Every line of the records below should be restated exactly.

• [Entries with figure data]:
┄┄┄┄┄┄┄┄┄┄

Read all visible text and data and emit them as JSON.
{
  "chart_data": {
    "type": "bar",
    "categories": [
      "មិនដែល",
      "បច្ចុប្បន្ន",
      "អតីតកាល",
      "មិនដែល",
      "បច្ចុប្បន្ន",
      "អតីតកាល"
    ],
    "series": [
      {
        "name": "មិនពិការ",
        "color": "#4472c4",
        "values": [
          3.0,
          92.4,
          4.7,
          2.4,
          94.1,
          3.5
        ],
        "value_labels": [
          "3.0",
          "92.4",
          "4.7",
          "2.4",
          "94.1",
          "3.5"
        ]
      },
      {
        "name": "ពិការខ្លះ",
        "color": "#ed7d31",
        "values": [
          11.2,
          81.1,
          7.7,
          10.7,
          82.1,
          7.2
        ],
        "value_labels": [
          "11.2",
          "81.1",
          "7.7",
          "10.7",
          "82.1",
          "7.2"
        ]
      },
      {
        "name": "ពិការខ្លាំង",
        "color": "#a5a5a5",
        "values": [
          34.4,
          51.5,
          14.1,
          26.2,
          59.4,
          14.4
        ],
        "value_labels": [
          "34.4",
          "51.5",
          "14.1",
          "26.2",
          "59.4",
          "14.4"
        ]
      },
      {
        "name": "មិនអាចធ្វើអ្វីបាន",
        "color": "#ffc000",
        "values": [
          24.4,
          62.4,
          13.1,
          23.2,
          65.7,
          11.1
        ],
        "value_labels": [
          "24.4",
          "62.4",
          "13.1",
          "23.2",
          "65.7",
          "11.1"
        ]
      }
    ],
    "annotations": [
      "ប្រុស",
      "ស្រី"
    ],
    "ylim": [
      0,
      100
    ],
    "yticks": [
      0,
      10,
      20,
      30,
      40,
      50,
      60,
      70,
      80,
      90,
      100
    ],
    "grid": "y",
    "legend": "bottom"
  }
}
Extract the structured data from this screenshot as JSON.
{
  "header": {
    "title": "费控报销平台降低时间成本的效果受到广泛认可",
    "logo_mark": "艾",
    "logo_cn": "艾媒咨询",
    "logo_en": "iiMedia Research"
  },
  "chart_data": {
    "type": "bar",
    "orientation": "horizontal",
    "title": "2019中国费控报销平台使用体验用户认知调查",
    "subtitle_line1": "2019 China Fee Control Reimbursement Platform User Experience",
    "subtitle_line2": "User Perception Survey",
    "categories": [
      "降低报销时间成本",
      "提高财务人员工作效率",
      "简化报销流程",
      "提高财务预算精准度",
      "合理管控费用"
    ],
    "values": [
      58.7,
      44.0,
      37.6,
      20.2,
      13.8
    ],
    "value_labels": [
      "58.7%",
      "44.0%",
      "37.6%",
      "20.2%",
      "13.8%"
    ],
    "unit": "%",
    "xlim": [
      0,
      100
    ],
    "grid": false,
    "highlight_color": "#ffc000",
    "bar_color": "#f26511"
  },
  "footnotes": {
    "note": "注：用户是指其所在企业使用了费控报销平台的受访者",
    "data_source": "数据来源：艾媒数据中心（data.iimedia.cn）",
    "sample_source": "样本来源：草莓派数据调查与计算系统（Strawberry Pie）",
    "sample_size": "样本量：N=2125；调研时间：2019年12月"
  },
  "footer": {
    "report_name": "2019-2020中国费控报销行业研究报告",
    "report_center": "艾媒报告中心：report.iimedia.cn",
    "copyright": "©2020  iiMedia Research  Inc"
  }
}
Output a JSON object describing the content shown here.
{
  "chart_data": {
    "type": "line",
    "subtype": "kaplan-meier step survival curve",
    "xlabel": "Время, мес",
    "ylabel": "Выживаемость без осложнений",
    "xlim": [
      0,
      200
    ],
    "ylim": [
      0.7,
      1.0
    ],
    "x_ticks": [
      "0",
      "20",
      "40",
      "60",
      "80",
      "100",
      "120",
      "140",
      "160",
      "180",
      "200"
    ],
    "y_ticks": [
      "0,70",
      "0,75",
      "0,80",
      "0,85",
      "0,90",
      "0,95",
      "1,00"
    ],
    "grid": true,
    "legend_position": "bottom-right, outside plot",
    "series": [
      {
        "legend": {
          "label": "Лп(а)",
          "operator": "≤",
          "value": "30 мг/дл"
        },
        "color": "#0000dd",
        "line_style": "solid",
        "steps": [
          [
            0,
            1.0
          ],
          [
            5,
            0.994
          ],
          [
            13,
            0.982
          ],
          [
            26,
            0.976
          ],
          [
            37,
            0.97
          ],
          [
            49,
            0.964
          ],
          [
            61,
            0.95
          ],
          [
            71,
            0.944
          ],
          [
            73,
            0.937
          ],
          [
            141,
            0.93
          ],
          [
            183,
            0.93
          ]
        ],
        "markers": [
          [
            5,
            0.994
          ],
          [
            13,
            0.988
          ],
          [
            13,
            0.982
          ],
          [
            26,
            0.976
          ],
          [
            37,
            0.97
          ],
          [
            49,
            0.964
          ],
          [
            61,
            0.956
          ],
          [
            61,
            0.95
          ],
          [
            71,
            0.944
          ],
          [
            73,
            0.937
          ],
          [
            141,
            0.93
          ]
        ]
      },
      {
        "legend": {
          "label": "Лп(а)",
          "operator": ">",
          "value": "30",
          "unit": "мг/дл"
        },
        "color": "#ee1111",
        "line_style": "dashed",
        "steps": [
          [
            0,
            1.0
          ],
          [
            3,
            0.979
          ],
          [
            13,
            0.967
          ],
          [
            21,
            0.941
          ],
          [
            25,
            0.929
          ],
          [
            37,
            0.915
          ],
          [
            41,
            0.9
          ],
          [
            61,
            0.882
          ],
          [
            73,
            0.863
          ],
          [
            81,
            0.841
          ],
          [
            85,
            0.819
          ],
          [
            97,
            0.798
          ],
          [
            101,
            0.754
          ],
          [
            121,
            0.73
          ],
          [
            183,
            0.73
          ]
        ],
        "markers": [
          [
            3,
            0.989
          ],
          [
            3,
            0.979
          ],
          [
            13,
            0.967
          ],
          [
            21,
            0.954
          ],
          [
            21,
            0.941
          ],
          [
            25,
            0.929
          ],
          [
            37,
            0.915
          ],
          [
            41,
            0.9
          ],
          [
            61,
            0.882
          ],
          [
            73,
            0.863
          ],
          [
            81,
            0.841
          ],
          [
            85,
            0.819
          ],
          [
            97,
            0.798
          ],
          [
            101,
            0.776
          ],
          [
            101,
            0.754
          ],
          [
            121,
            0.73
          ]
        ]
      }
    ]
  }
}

┄┄┄┄┄┄┄┄┄┄

• [THE OUTPUT]:
Read all visible text and data and emit them as JSON.
{
  "chart_data": {
    "type": "bar",
    "categories": [
      "មិនដែល",
      "បច្ចុប្បន្ន",
      "អតីតកាល",
      "មិនដែល",
      "បច្ចុប្បន្ន",
      "អតីតកាល"
    ],
    "series": [
      {
        "name": "មិនពិការ",
        "color": "#4472c4",
        "values": [
          3.0,
          92.4,
          4.7,
          2.4,
          94.1,
          3.5
        ],
        "value_labels": [
          "3.0",
          "92.4",
          "4.7",
          "2.4",
          "94.1",
          "3.5"
        ]
      },
      {
        "name": "ពិការខ្លះ",
        "color": "#ed7d31",
        "values": [
          11.2,
          81.1,
          7.7,
          10.7,
          82.1,
          7.2
        ],
        "value_labels": [
          "11.2",
          "81.1",
          "7.7",
          "10.7",
          "82.1",
          "7.2"
        ]
      },
      {
        "name": "ពិការខ្លាំង",
        "color": "#a5a5a5",
        "values": [
          34.4,
          51.5,
          14.1,
          26.2,
          59.4,
          14.4
        ],
        "value_labels": [
          "34.4",
          "51.5",
          "14.1",
          "26.2",
          "59.4",
          "14.4"
        ]
      },
      {
        "name": "មិនអាចធ្វើអ្វីបាន",
        "color": "#ffc000",
        "values": [
          24.4,
          62.4,
          13.1,
          23.2,
          65.7,
          11.1
        ],
        "value_labels": [
          "24.4",
          "62.4",
          "13.1",
          "23.2",
          "65.7",
          "11.1"
        ]
      }
    ],
    "annotations": [
      "ប្រុស",
      "ស្រី"
    ],
    "ylim": [
      0,
      100
    ],
    "yticks": [
      0,
      10,
      20,
      30,
      40,
      50,
      60,
      70,
      80,
      90,
      100
    ],
    "grid": "y",
    "legend": "bottom"
  }
}
Extract the structured data from this screenshot as JSON.
{
  "header": {
    "title": "费控报销平台降低时间成本的效果受到广泛认可",
    "logo_mark": "艾",
    "logo_cn": "艾媒咨询",
    "logo_en": "iiMedia Research"
  },
  "chart_data": {
    "type": "bar",
    "orientation": "horizontal",
    "title": "2019中国费控报销平台使用体验用户认知调查",
    "subtitle_line1": "2019 China Fee Control Reimbursement Platform User Experience",
    "subtitle_line2": "User Perception Survey",
    "categories": [
      "降低报销时间成本",
      "提高财务人员工作效率",
      "简化报销流程",
      "提高财务预算精准度",
      "合理管控费用"
    ],
    "values": [
      58.7,
      44.0,
      37.6,
      20.2,
      13.8
    ],
    "value_labels": [
      "58.7%",
      "44.0%",
      "37.6%",
      "20.2%",
      "13.8%"
    ],
    "unit": "%",
    "xlim": [
      0,
      100
    ],
    "grid": false,
    "highlight_color": "#ffc000",
    "bar_color": "#f26511"
  },
  "footnotes": {
    "note": "注：用户是指其所在企业使用了费控报销平台的受访者",
    "data_source": "数据来源：艾媒数据中心（data.iimedia.cn）",
    "sample_source": "样本来源：草莓派数据调查与计算系统（Strawberry Pie）",
    "sample_size": "样本量：N=2125；调研时间：2019年12月"
  },
  "footer": {
    "report_name": "2019-2020中国费控报销行业研究报告",
    "report_center": "艾媒报告中心：report.iimedia.cn",
    "copyright": "©2020  iiMedia Research  Inc"
  }
}
Output a JSON object describing the content shown here.
{
  "chart_data": {
    "type": "line",
    "subtype": "kaplan-meier step survival curve",
    "xlabel": "Время, мес",
    "ylabel": "Выживаемость без осложнений",
    "xlim": [
      0,
      200
    ],
    "ylim": [
      0.7,
      1.0
    ],
    "x_ticks": [
      "0",
      "20",
      "40",
      "60",
      "80",
      "100",
      "120",
      "140",
      "160",
      "180",
      "200"
    ],
    "y_ticks": [
      "0,70",
      "0,75",
      "0,80",
      "0,85",
      "0,90",
      "0,95",
      "1,00"
    ],
    "grid": true,
    "legend_position": "bottom-right, outside plot",
    "series": [
      {
        "legend": {
          "label": "Лп(а)",
          "operator": "≤",
          "value": "30 мг/дл"
        },
        "color": "#0000dd",
        "line_style": "solid",
        "steps": [
          [
            0,
            1.0
          ],
          [
            5,
            0.994
          ],
          [
            13,
            0.982
          ],
          [
            26,
            0.976
          ],
          [
            37,
            0.97
          ],
          [
            49,
            0.964
          ],
          [
            61,
            0.95
          ],
          [
            71,
            0.944
          ],
          [
            73,
            0.937
          ],
          [
            141,
            0.93
          ],
          [
            183,
            0.93
          ]
        ],
        "markers": [
          [
            5,
            0.994
          ],
          [
            13,
            0.988
          ],
          [
            13,
            0.982
          ],
          [
            26,
            0.976
          ],
          [
            37,
            0.97
          ],
          [
            49,
            0.964
          ],
          [
            61,
            0.956
          ],
          [
            61,
            0.95
          ],
          [
            71,
            0.944
          ],
          [
            73,
            0.937
          ],
          [
            141,
            0.93
          ]
        ]
      },
      {
        "legend": {
          "label": "Лп(а)",
          "operator": ">",
          "value": "30",
          "unit": "мг/дл"
        },
        "color": "#ee1111",
        "line_style": "dashed",
        "steps": [
          [
            0,
            1.0
          ],
          [
            3,
            0.979
          ],
          [
            13,
            0.967
          ],
          [
            21,
            0.941
          ],
          [
            25,
            0.929
          ],
          [
            37,
            0.915
          ],
          [
            41,
            0.9
          ],
          [
            61,
            0.882
          ],
          [
            73,
            0.863
          ],
          [
            81,
            0.841
          ],
          [
            85,
            0.819
          ],
          [
            97,
            0.798
          ],
          [
            101,
            0.754
          ],
          [
            121,
            0.73
          ],
          [
            183,
            0.73
          ]
        ],
        "markers": [
          [
            3,
            0.989
          ],
          [
            3,
            0.979
          ],
          [
            13,
            0.967
          ],
          [
            21,
            0.954
          ],
          [
            21,
            0.941
          ],
          [
            25,
            0.929
          ],
          [
            37,
            0.915
          ],
          [
            41,
            0.9
          ],
          [
            61,
            0.882
          ],
          [
            73,
            0.863
          ],
          [
            81,
            0.841
          ],
          [
            85,
            0.819
          ],
          [
            97,
            0.798
          ],
          [
            101,
            0.776
          ],
          [
            101,
            0.754
          ],
          [
            121,
            0.73
          ]
        ]
      }
    ]
  }
}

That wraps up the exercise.